Exercise goal :: The lines to copy from the data below are those that hold the string "milhão".

Exercise material ::
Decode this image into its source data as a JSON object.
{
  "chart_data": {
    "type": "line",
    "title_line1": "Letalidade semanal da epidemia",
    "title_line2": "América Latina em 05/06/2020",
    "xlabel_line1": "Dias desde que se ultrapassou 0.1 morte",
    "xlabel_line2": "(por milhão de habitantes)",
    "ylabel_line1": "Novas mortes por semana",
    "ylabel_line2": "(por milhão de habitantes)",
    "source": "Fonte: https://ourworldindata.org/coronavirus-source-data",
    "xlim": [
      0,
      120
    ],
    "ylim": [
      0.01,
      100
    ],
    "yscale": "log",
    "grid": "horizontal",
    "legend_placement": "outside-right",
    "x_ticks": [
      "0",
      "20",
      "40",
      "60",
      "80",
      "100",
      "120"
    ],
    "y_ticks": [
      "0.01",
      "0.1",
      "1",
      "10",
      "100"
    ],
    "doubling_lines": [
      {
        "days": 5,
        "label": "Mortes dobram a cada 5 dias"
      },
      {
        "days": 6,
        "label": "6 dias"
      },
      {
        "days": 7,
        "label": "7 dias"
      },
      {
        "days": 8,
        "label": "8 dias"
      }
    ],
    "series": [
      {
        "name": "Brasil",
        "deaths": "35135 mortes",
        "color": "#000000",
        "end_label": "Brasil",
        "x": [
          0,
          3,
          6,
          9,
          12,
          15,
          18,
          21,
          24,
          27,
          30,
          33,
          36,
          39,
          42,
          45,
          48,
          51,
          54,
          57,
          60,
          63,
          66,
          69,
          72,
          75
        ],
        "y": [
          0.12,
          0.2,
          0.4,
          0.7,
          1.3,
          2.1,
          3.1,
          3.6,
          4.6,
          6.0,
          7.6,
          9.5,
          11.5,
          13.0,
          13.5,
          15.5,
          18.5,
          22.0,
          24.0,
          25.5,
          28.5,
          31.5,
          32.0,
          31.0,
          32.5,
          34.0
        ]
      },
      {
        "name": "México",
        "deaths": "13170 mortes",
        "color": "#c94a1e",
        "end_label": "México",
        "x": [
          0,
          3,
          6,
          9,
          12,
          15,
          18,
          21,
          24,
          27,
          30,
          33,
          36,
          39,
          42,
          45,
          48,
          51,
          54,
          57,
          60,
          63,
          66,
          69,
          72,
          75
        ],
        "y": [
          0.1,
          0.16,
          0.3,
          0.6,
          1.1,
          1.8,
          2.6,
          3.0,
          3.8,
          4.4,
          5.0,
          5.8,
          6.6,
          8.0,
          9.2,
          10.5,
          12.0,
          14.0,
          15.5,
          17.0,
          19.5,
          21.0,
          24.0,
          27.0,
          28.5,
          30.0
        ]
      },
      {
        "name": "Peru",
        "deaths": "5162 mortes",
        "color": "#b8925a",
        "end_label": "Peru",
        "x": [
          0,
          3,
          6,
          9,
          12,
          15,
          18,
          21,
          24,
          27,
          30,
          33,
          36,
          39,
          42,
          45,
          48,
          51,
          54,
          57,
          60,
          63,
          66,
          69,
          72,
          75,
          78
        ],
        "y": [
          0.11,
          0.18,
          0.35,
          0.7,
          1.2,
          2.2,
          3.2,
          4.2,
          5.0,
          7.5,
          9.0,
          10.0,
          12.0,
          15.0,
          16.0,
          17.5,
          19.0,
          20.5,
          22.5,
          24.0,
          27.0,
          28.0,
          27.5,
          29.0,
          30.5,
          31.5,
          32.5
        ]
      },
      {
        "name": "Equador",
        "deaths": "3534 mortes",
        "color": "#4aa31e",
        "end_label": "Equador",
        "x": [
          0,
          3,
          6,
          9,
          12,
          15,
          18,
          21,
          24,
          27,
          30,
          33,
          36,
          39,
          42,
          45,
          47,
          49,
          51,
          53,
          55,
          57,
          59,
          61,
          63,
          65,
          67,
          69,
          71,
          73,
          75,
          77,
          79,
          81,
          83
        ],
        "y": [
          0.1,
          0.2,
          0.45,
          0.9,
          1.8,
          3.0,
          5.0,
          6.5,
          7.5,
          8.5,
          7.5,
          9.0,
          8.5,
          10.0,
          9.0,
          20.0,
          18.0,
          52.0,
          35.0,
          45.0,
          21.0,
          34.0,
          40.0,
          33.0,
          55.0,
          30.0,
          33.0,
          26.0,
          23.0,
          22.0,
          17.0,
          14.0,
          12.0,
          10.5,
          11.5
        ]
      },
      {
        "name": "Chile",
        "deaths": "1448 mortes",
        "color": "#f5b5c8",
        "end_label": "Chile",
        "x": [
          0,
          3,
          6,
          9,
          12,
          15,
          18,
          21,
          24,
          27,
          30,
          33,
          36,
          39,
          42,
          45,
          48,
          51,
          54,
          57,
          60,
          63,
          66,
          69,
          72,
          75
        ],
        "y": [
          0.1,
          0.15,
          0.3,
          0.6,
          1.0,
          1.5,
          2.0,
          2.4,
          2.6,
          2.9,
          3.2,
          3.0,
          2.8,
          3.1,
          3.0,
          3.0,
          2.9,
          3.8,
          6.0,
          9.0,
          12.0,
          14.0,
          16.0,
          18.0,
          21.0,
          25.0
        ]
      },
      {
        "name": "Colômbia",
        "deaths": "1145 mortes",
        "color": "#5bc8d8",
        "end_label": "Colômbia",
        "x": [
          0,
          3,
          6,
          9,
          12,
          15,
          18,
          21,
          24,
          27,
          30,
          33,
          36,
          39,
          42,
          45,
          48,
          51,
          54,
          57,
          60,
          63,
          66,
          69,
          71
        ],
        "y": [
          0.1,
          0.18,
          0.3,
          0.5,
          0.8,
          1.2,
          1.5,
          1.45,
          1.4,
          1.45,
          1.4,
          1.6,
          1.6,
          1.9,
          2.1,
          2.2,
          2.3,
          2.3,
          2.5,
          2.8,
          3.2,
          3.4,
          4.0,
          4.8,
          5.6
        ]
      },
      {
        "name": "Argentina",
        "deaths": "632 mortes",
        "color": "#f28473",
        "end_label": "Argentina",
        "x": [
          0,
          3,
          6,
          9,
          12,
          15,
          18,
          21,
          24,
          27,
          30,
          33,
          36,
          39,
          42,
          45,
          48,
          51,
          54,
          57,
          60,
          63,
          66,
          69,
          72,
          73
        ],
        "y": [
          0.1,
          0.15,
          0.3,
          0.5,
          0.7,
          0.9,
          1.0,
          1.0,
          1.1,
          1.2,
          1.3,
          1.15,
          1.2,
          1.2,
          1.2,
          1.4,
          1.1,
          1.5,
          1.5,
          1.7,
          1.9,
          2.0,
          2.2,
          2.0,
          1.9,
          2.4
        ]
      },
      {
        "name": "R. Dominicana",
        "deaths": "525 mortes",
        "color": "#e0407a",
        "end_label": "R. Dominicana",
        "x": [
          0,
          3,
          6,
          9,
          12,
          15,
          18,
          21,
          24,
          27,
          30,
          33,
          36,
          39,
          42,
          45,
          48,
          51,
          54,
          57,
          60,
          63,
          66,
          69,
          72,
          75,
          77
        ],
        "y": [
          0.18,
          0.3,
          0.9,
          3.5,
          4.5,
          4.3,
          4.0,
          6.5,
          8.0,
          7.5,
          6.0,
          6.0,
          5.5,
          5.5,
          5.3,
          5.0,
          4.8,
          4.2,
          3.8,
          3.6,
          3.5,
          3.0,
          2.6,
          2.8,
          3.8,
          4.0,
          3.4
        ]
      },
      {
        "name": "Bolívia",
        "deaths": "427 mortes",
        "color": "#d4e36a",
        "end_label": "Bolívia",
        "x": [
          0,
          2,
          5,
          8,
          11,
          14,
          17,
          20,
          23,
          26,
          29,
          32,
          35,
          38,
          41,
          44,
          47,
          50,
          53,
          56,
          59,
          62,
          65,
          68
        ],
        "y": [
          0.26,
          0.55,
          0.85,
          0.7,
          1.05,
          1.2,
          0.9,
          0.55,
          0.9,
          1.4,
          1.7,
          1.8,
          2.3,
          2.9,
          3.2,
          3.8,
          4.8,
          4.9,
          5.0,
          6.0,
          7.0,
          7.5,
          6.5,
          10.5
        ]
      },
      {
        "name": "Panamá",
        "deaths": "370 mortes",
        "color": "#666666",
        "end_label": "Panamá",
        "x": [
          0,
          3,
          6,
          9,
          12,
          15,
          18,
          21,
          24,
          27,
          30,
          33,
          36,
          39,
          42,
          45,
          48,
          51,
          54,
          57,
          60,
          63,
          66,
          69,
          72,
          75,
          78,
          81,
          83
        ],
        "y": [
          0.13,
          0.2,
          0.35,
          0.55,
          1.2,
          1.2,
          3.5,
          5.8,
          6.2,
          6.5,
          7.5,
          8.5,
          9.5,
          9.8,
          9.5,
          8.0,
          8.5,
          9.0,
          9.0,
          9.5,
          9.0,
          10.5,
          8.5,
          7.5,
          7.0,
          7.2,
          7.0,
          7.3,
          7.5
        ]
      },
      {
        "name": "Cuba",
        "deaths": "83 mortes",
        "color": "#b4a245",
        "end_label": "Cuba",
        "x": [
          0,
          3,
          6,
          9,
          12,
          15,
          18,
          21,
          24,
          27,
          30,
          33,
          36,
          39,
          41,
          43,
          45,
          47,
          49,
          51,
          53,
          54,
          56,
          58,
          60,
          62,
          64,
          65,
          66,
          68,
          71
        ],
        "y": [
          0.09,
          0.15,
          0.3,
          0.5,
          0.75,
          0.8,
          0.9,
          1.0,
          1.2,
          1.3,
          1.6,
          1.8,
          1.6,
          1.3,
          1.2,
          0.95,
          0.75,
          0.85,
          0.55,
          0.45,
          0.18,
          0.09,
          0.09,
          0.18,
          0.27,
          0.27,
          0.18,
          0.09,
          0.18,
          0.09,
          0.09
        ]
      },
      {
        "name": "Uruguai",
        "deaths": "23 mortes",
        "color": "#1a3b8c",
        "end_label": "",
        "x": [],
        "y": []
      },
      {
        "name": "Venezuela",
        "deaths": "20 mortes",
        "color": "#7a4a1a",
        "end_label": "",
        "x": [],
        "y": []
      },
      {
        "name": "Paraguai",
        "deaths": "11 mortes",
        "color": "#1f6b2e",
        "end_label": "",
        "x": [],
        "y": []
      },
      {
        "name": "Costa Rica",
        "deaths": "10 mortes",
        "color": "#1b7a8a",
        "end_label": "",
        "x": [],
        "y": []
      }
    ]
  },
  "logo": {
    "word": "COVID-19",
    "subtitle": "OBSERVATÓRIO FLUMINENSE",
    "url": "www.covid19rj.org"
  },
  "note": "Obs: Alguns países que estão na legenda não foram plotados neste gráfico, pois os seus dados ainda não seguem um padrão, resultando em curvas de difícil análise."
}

Answer to this exercise ::
    "xlabel_line2": "(por milhão de habitantes)",
    "ylabel_line2": "(por milhão de habitantes)",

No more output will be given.